#### [Directions]
Copy the data precisely, character for character, and leave out every picture.

+++ Supplied information

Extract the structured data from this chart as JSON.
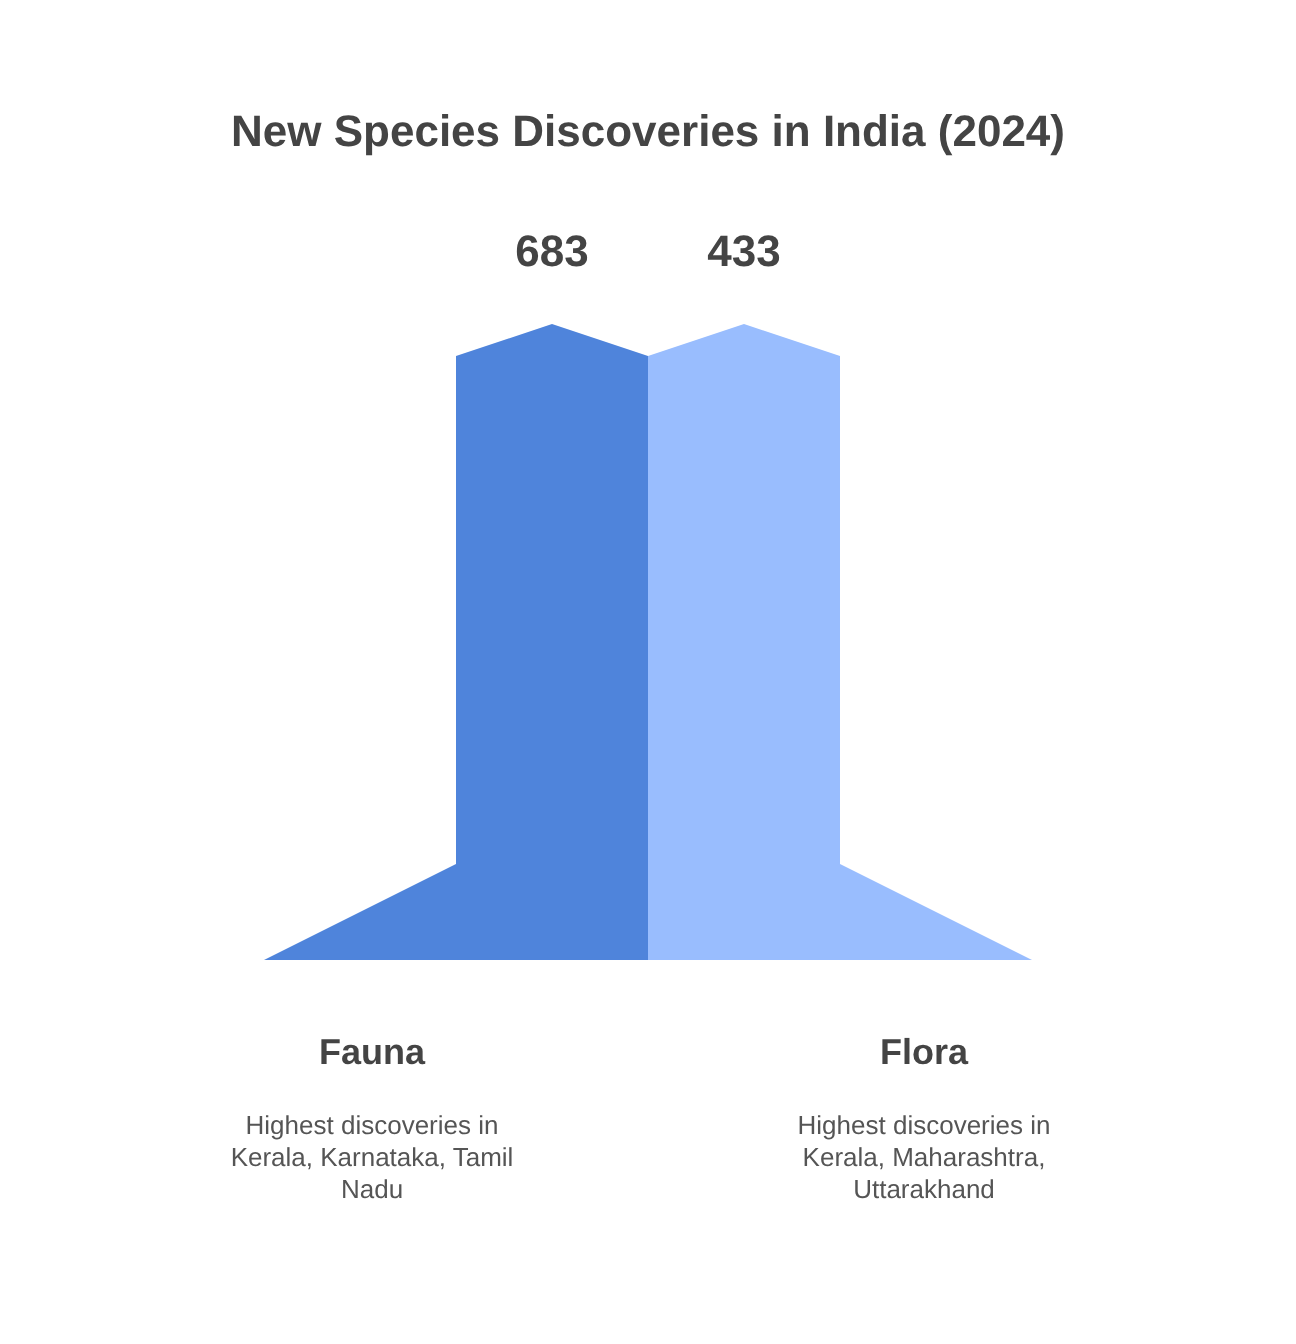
{
  "chart_data": {
    "type": "other",
    "title": "New Species Discoveries in India (2024)",
    "categories": [
      "Fauna",
      "Flora"
    ],
    "values": [
      683,
      433
    ],
    "colors": [
      "#4f84db",
      "#99bdfe"
    ],
    "data_labels": true,
    "annotations": [
      "Highest discoveries in Kerala, Karnataka, Tamil Nadu",
      "Highest discoveries in Kerala, Maharashtra, Uttarakhand"
    ]
  }
}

++++++

#### [Written answer]
Extract the structured data from this chart as JSON.
{
  "chart_data": {
    "type": "other",
    "title": "New Species Discoveries in India (2024)",
    "categories": [
      "Fauna",
      "Flora"
    ],
    "values": [
      683,
      433
    ],
    "colors": [
      "#4f84db",
      "#99bdfe"
    ],
    "data_labels": true,
    "annotations": [
      "Highest discoveries in Kerala, Karnataka, Tamil Nadu",
      "Highest discoveries in Kerala, Maharashtra, Uttarakhand"
    ]
  }
}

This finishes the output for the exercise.